Exercise details: Quote the listing below in its entirety, omitting every image.

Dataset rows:

--*--

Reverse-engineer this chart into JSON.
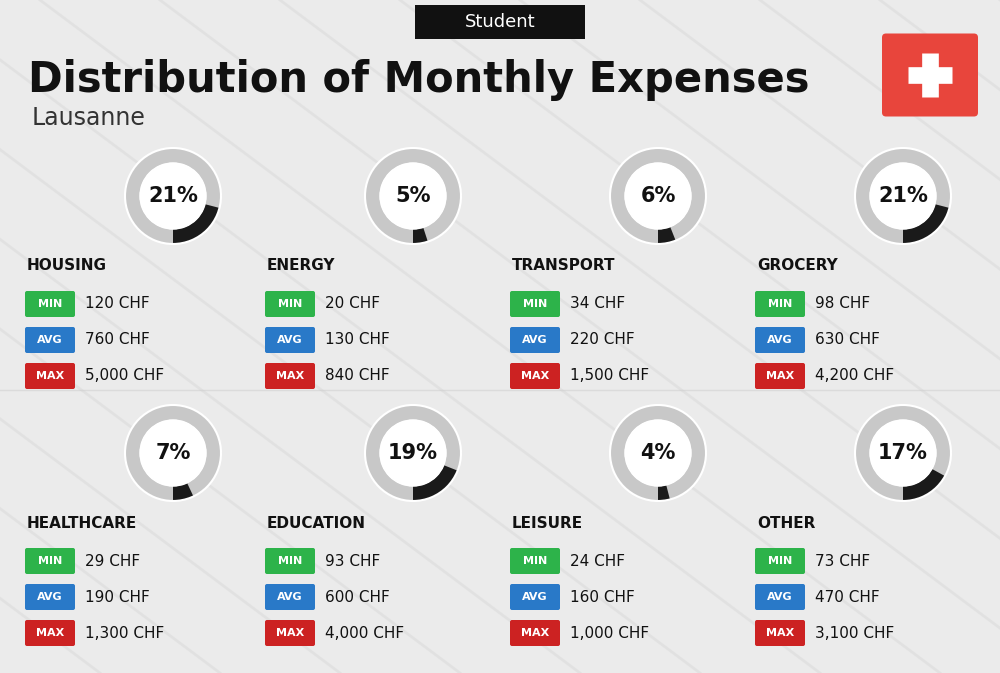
{
  "title": "Distribution of Monthly Expenses",
  "subtitle": "Student",
  "location": "Lausanne",
  "background_color": "#ebebeb",
  "title_color": "#111111",
  "categories": [
    {
      "name": "HOUSING",
      "pct": 21,
      "min_val": "120 CHF",
      "avg_val": "760 CHF",
      "max_val": "5,000 CHF",
      "row": 0,
      "col": 0
    },
    {
      "name": "ENERGY",
      "pct": 5,
      "min_val": "20 CHF",
      "avg_val": "130 CHF",
      "max_val": "840 CHF",
      "row": 0,
      "col": 1
    },
    {
      "name": "TRANSPORT",
      "pct": 6,
      "min_val": "34 CHF",
      "avg_val": "220 CHF",
      "max_val": "1,500 CHF",
      "row": 0,
      "col": 2
    },
    {
      "name": "GROCERY",
      "pct": 21,
      "min_val": "98 CHF",
      "avg_val": "630 CHF",
      "max_val": "4,200 CHF",
      "row": 0,
      "col": 3
    },
    {
      "name": "HEALTHCARE",
      "pct": 7,
      "min_val": "29 CHF",
      "avg_val": "190 CHF",
      "max_val": "1,300 CHF",
      "row": 1,
      "col": 0
    },
    {
      "name": "EDUCATION",
      "pct": 19,
      "min_val": "93 CHF",
      "avg_val": "600 CHF",
      "max_val": "4,000 CHF",
      "row": 1,
      "col": 1
    },
    {
      "name": "LEISURE",
      "pct": 4,
      "min_val": "24 CHF",
      "avg_val": "160 CHF",
      "max_val": "1,000 CHF",
      "row": 1,
      "col": 2
    },
    {
      "name": "OTHER",
      "pct": 17,
      "min_val": "73 CHF",
      "avg_val": "470 CHF",
      "max_val": "3,100 CHF",
      "row": 1,
      "col": 3
    }
  ],
  "min_color": "#2db34a",
  "avg_color": "#2979c8",
  "max_color": "#cc2222",
  "label_color": "#ffffff",
  "swiss_cross_bg": "#e8453c",
  "donut_bg": "#c8c8c8",
  "donut_fg": "#1a1a1a",
  "stripe_color": "#dedede"
}
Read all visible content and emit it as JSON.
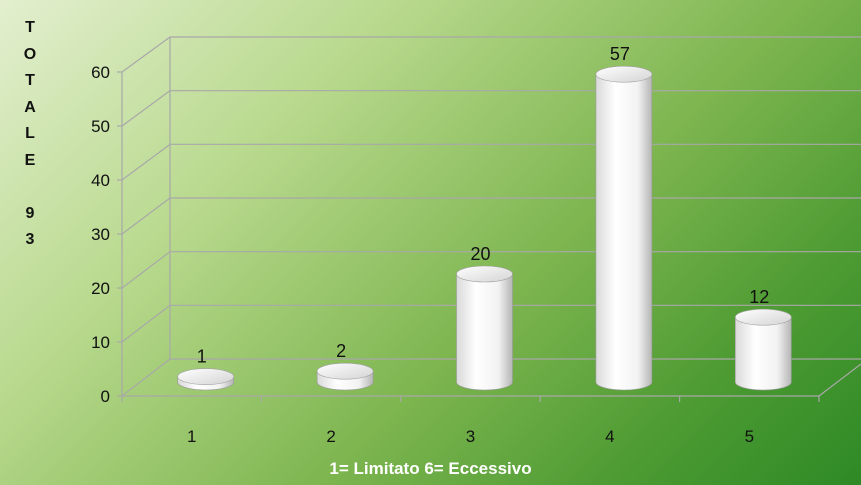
{
  "chart_data": {
    "type": "bar",
    "style": "3d-cylinder",
    "categories": [
      "1",
      "2",
      "3",
      "4",
      "5"
    ],
    "values": [
      1,
      2,
      20,
      57,
      12
    ],
    "data_labels": [
      "1",
      "2",
      "20",
      "57",
      "12"
    ],
    "y_ticks": [
      "0",
      "10",
      "20",
      "30",
      "40",
      "50",
      "60"
    ],
    "ylim": [
      0,
      60
    ],
    "ylabel": "TOTALE 93",
    "ylabel_lines": [
      "T",
      "O",
      "T",
      "A",
      "L",
      "E",
      "",
      "9",
      "3"
    ],
    "xlabel": "1= Limitato  6= Eccessivo",
    "grid": true,
    "legend": "none",
    "colors": {
      "bar": "#ffffff",
      "grid": "#a8a8a8",
      "text": "#111111",
      "xlabel": "#ffffff"
    }
  }
}
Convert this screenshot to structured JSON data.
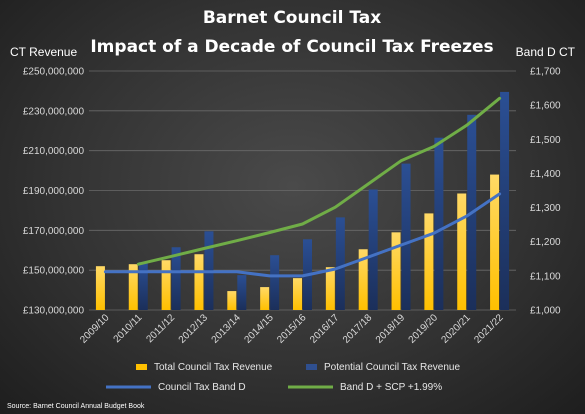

--*--

Exercise response:
Reverse-engineer this chart into JSON.
{
  "title": "Distribution of Monthly Expenses",
  "subtitle": "Student",
  "location": "Lausanne",
  "background_color": "#ebebeb",
  "title_color": "#111111",
  "categories": [
    {
      "name": "HOUSING",
      "pct": 21,
      "min_val": "120 CHF",
      "avg_val": "760 CHF",
      "max_val": "5,000 CHF",
      "row": 0,
      "col": 0
    },
    {
      "name": "ENERGY",
      "pct": 5,
      "min_val": "20 CHF",
      "avg_val": "130 CHF",
      "max_val": "840 CHF",
      "row": 0,
      "col": 1
    },
    {
      "name": "TRANSPORT",
      "pct": 6,
      "min_val": "34 CHF",
      "avg_val": "220 CHF",
      "max_val": "1,500 CHF",
      "row": 0,
      "col": 2
    },
    {
      "name": "GROCERY",
      "pct": 21,
      "min_val": "98 CHF",
      "avg_val": "630 CHF",
      "max_val": "4,200 CHF",
      "row": 0,
      "col": 3
    },
    {
      "name": "HEALTHCARE",
      "pct": 7,
      "min_val": "29 CHF",
      "avg_val": "190 CHF",
      "max_val": "1,300 CHF",
      "row": 1,
      "col": 0
    },
    {
      "name": "EDUCATION",
      "pct": 19,
      "min_val": "93 CHF",
      "avg_val": "600 CHF",
      "max_val": "4,000 CHF",
      "row": 1,
      "col": 1
    },
    {
      "name": "LEISURE",
      "pct": 4,
      "min_val": "24 CHF",
      "avg_val": "160 CHF",
      "max_val": "1,000 CHF",
      "row": 1,
      "col": 2
    },
    {
      "name": "OTHER",
      "pct": 17,
      "min_val": "73 CHF",
      "avg_val": "470 CHF",
      "max_val": "3,100 CHF",
      "row": 1,
      "col": 3
    }
  ],
  "min_color": "#2db34a",
  "avg_color": "#2979c8",
  "max_color": "#cc2222",
  "label_color": "#ffffff",
  "swiss_cross_bg": "#e8453c",
  "donut_bg": "#c8c8c8",
  "donut_fg": "#1a1a1a",
  "stripe_color": "#dedede"
}
Read all visible content and emit it as JSON.
{
  "chart_data": {
    "type": "bar",
    "style": "3d-cylinder",
    "categories": [
      "1",
      "2",
      "3",
      "4",
      "5"
    ],
    "values": [
      1,
      2,
      20,
      57,
      12
    ],
    "data_labels": [
      "1",
      "2",
      "20",
      "57",
      "12"
    ],
    "y_ticks": [
      "0",
      "10",
      "20",
      "30",
      "40",
      "50",
      "60"
    ],
    "ylim": [
      0,
      60
    ],
    "ylabel": "TOTALE 93",
    "ylabel_lines": [
      "T",
      "O",
      "T",
      "A",
      "L",
      "E",
      "",
      "9",
      "3"
    ],
    "xlabel": "1= Limitato  6= Eccessivo",
    "grid": true,
    "legend": "none",
    "colors": {
      "bar": "#ffffff",
      "grid": "#a8a8a8",
      "text": "#111111",
      "xlabel": "#ffffff"
    }
  }
}
Convert this screenshot to structured JSON data.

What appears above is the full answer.